**EXERCISE INSTRUCTIONS:**
Extract every line below, verbatim.

────────────────────

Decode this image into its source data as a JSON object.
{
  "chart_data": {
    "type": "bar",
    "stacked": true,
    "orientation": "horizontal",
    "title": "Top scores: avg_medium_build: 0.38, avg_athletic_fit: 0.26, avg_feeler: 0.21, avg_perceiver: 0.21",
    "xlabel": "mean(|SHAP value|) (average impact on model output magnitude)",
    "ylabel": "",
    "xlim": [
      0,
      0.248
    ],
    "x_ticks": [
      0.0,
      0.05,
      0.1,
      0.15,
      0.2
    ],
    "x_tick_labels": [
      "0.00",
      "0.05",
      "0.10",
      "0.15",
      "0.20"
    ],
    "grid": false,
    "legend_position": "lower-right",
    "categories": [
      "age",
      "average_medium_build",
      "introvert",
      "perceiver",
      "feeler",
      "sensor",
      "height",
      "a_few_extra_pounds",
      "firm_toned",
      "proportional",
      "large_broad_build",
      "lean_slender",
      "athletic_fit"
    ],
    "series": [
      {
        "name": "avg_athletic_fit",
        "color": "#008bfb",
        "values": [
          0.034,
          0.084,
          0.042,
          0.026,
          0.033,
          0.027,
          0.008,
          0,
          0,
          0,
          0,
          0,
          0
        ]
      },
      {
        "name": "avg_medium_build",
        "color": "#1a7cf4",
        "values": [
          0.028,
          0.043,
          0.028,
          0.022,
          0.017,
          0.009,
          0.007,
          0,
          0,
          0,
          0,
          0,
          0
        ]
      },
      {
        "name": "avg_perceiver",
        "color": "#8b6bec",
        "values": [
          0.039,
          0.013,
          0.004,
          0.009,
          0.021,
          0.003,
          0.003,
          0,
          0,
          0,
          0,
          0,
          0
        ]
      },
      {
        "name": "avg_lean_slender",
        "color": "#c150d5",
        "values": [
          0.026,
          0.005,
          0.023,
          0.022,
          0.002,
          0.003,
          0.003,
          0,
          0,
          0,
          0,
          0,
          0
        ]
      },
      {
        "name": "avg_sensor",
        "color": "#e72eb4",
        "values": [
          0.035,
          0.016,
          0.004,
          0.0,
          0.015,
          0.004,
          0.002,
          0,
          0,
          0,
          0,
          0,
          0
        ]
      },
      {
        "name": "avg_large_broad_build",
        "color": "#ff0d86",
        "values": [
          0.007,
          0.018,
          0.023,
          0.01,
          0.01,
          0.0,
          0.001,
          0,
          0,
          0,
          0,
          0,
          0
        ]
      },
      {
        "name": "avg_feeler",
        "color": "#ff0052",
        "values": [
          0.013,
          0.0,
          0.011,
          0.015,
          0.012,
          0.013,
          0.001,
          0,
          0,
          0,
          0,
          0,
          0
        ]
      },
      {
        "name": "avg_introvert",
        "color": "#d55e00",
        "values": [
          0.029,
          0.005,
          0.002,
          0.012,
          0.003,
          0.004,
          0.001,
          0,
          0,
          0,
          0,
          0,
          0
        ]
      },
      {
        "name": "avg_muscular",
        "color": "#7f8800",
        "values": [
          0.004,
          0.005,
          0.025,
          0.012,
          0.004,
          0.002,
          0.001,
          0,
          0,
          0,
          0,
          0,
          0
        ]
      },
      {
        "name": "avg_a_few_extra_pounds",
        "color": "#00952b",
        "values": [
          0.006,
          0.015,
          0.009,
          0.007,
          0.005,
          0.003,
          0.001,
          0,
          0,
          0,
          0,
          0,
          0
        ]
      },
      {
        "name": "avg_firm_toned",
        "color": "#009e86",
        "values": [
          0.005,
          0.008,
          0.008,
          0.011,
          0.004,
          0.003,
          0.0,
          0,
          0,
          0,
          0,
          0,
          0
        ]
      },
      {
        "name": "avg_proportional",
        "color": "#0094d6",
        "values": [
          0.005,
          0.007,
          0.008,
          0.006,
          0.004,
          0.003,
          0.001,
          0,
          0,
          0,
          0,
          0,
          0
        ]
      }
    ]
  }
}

────────────────────

**ANSWER TO THIS PROBLEM:**
Decode this image into its source data as a JSON object.
{
  "chart_data": {
    "type": "bar",
    "stacked": true,
    "orientation": "horizontal",
    "title": "Top scores: avg_medium_build: 0.38, avg_athletic_fit: 0.26, avg_feeler: 0.21, avg_perceiver: 0.21",
    "xlabel": "mean(|SHAP value|) (average impact on model output magnitude)",
    "ylabel": "",
    "xlim": [
      0,
      0.248
    ],
    "x_ticks": [
      0.0,
      0.05,
      0.1,
      0.15,
      0.2
    ],
    "x_tick_labels": [
      "0.00",
      "0.05",
      "0.10",
      "0.15",
      "0.20"
    ],
    "grid": false,
    "legend_position": "lower-right",
    "categories": [
      "age",
      "average_medium_build",
      "introvert",
      "perceiver",
      "feeler",
      "sensor",
      "height",
      "a_few_extra_pounds",
      "firm_toned",
      "proportional",
      "large_broad_build",
      "lean_slender",
      "athletic_fit"
    ],
    "series": [
      {
        "name": "avg_athletic_fit",
        "color": "#008bfb",
        "values": [
          0.034,
          0.084,
          0.042,
          0.026,
          0.033,
          0.027,
          0.008,
          0,
          0,
          0,
          0,
          0,
          0
        ]
      },
      {
        "name": "avg_medium_build",
        "color": "#1a7cf4",
        "values": [
          0.028,
          0.043,
          0.028,
          0.022,
          0.017,
          0.009,
          0.007,
          0,
          0,
          0,
          0,
          0,
          0
        ]
      },
      {
        "name": "avg_perceiver",
        "color": "#8b6bec",
        "values": [
          0.039,
          0.013,
          0.004,
          0.009,
          0.021,
          0.003,
          0.003,
          0,
          0,
          0,
          0,
          0,
          0
        ]
      },
      {
        "name": "avg_lean_slender",
        "color": "#c150d5",
        "values": [
          0.026,
          0.005,
          0.023,
          0.022,
          0.002,
          0.003,
          0.003,
          0,
          0,
          0,
          0,
          0,
          0
        ]
      },
      {
        "name": "avg_sensor",
        "color": "#e72eb4",
        "values": [
          0.035,
          0.016,
          0.004,
          0.0,
          0.015,
          0.004,
          0.002,
          0,
          0,
          0,
          0,
          0,
          0
        ]
      },
      {
        "name": "avg_large_broad_build",
        "color": "#ff0d86",
        "values": [
          0.007,
          0.018,
          0.023,
          0.01,
          0.01,
          0.0,
          0.001,
          0,
          0,
          0,
          0,
          0,
          0
        ]
      },
      {
        "name": "avg_feeler",
        "color": "#ff0052",
        "values": [
          0.013,
          0.0,
          0.011,
          0.015,
          0.012,
          0.013,
          0.001,
          0,
          0,
          0,
          0,
          0,
          0
        ]
      },
      {
        "name": "avg_introvert",
        "color": "#d55e00",
        "values": [
          0.029,
          0.005,
          0.002,
          0.012,
          0.003,
          0.004,
          0.001,
          0,
          0,
          0,
          0,
          0,
          0
        ]
      },
      {
        "name": "avg_muscular",
        "color": "#7f8800",
        "values": [
          0.004,
          0.005,
          0.025,
          0.012,
          0.004,
          0.002,
          0.001,
          0,
          0,
          0,
          0,
          0,
          0
        ]
      },
      {
        "name": "avg_a_few_extra_pounds",
        "color": "#00952b",
        "values": [
          0.006,
          0.015,
          0.009,
          0.007,
          0.005,
          0.003,
          0.001,
          0,
          0,
          0,
          0,
          0,
          0
        ]
      },
      {
        "name": "avg_firm_toned",
        "color": "#009e86",
        "values": [
          0.005,
          0.008,
          0.008,
          0.011,
          0.004,
          0.003,
          0.0,
          0,
          0,
          0,
          0,
          0,
          0
        ]
      },
      {
        "name": "avg_proportional",
        "color": "#0094d6",
        "values": [
          0.005,
          0.007,
          0.008,
          0.006,
          0.004,
          0.003,
          0.001,
          0,
          0,
          0,
          0,
          0,
          0
        ]
      }
    ]
  }
}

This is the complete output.